EXCERPTED RECORDS:
------

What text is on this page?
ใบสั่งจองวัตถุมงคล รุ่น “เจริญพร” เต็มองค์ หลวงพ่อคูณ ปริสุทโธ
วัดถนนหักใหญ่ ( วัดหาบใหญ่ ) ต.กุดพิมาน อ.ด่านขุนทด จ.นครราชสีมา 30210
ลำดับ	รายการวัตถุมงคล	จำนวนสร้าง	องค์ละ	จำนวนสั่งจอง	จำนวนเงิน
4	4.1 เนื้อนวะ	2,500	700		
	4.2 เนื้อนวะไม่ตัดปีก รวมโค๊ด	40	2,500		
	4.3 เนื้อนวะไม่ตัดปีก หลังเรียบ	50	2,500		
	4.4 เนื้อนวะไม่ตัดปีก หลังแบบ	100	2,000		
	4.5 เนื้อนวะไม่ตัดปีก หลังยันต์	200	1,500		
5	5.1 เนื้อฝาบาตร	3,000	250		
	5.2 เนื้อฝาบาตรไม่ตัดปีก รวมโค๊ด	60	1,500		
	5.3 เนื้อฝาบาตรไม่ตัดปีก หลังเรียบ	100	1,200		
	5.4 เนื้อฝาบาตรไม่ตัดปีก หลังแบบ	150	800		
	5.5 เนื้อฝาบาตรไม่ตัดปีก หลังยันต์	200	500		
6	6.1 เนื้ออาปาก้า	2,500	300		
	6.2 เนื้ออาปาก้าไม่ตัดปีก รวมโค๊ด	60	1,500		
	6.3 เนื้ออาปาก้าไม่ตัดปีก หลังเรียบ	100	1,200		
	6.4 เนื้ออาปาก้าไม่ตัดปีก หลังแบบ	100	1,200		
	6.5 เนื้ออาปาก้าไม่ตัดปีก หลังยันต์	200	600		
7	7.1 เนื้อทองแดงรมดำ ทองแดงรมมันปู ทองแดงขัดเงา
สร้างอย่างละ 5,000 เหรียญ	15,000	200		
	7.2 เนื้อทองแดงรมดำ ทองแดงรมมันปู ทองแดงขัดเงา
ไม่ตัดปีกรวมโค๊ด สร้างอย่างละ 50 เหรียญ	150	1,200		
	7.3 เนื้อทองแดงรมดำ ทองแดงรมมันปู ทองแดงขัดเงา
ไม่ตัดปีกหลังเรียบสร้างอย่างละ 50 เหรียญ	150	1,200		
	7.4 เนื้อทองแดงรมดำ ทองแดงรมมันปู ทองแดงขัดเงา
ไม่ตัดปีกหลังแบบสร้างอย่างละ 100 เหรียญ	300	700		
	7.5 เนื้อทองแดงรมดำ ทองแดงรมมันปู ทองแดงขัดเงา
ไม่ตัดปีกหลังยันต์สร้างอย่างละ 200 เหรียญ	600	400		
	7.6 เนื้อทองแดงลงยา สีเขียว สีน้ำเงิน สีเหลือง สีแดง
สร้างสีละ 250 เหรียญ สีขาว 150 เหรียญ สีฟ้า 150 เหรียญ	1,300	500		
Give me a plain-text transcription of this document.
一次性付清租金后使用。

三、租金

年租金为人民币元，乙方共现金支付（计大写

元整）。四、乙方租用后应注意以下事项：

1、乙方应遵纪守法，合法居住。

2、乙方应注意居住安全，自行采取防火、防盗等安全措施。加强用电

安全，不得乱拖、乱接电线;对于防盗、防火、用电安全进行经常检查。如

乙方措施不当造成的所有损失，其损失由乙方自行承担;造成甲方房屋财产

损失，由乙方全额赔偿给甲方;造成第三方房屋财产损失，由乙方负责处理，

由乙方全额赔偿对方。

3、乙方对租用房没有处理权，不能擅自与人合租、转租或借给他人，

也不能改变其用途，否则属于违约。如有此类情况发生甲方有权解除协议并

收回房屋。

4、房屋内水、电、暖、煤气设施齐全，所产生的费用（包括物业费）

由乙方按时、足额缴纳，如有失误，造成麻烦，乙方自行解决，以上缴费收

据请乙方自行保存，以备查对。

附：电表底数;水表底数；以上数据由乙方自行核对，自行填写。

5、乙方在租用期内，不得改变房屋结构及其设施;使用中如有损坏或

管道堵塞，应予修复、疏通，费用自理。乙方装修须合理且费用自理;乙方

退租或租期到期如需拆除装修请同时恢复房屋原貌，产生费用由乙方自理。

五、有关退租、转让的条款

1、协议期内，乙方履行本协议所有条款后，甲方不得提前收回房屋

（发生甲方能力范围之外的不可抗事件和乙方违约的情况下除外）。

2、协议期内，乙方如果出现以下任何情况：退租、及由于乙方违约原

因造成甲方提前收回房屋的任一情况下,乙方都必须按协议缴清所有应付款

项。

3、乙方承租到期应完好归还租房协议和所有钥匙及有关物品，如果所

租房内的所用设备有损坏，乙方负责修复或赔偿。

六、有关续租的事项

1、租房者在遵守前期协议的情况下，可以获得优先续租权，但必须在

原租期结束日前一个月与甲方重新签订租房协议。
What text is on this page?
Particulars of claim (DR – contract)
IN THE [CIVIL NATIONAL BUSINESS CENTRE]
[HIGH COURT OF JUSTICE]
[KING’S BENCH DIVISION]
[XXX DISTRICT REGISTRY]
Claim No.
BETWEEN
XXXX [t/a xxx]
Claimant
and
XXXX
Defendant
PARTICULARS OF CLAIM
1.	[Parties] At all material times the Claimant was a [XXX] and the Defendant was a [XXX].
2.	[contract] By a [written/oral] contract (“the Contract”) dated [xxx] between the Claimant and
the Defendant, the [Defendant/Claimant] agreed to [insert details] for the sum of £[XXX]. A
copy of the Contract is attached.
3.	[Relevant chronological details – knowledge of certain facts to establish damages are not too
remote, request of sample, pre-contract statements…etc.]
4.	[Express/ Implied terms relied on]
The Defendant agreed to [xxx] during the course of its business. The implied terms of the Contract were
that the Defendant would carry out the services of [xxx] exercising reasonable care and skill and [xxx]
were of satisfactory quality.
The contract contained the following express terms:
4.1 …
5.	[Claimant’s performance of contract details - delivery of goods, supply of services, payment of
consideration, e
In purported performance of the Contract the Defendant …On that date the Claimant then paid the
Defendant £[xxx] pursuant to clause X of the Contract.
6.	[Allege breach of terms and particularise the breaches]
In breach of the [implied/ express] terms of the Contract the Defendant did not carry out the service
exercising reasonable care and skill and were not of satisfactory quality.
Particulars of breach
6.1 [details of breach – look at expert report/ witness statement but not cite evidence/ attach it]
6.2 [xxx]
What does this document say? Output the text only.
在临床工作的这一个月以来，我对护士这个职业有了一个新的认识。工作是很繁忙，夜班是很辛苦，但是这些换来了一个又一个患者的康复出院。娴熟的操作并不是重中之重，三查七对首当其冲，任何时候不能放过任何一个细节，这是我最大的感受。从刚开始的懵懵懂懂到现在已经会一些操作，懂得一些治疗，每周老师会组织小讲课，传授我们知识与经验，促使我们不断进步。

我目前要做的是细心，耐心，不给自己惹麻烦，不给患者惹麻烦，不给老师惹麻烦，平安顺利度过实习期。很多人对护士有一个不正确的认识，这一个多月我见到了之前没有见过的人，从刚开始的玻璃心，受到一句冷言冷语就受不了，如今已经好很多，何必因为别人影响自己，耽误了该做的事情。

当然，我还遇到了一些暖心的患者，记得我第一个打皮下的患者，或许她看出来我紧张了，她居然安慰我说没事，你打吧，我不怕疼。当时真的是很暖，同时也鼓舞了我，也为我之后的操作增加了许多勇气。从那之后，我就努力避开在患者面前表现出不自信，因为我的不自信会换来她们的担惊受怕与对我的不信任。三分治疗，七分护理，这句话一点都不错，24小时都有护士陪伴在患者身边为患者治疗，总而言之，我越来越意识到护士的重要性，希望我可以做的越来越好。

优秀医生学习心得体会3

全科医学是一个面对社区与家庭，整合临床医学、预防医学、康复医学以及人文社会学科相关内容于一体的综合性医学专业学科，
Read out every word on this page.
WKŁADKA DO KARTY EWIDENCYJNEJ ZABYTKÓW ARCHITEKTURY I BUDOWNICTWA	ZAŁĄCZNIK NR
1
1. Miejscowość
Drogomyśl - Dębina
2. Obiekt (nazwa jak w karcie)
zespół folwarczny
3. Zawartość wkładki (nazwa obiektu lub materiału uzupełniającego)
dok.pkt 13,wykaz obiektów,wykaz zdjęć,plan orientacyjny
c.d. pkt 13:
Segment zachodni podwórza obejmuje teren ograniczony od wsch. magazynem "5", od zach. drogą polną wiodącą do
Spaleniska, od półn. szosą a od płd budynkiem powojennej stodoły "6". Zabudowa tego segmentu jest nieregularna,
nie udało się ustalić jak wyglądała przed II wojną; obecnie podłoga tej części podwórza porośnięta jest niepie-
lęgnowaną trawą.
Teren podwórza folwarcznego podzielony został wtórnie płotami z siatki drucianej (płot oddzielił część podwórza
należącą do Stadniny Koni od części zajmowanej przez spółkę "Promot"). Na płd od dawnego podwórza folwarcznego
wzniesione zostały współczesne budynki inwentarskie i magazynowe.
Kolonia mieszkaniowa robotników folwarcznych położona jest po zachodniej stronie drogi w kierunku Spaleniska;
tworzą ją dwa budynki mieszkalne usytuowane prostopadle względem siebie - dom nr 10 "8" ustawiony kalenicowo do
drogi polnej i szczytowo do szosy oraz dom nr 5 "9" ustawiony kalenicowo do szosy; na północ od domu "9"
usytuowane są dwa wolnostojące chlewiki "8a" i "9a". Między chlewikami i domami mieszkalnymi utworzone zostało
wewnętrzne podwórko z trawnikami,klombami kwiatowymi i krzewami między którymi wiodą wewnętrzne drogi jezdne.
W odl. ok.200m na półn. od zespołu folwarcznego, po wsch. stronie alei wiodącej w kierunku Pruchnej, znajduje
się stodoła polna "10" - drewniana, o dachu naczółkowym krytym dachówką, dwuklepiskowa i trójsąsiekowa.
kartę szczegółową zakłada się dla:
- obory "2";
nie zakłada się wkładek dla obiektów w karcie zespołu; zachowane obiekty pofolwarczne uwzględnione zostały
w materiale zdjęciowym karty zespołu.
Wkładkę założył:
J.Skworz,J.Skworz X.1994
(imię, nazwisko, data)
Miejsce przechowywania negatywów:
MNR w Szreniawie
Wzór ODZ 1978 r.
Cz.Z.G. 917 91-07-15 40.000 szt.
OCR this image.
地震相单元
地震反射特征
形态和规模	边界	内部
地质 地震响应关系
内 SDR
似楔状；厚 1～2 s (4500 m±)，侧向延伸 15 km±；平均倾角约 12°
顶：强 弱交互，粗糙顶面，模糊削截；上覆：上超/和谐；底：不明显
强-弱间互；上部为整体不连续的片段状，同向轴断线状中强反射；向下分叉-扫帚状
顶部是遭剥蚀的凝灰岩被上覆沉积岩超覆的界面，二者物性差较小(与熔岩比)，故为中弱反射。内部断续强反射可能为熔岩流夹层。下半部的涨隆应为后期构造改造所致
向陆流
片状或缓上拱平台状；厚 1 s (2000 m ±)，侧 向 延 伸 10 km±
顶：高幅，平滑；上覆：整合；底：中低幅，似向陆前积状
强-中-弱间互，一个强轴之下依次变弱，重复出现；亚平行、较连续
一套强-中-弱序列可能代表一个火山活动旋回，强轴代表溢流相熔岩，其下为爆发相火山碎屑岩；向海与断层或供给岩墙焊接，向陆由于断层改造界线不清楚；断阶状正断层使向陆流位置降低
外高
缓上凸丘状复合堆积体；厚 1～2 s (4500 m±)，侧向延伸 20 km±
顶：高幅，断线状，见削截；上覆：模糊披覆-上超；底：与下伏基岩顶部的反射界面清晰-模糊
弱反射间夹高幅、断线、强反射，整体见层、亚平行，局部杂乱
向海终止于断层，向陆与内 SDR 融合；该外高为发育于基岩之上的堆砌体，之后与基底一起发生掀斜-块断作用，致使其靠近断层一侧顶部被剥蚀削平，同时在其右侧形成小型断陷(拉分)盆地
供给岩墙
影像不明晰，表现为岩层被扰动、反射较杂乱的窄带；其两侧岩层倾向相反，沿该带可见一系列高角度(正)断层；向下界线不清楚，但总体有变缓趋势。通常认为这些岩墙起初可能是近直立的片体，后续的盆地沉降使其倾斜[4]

------

OBJECTIVE:
List the lines of the records where "มงคล" occurs.

SOLUTION TO THE EXERCISE:
ใบสั่งจองวัตถุมงคล รุ่น “เจริญพร” เต็มองค์ หลวงพ่อคูณ ปริสุทโธ
ลำดับ	รายการวัตถุมงคล	จำนวนสร้าง	องค์ละ	จำนวนสั่งจอง	จำนวนเงิน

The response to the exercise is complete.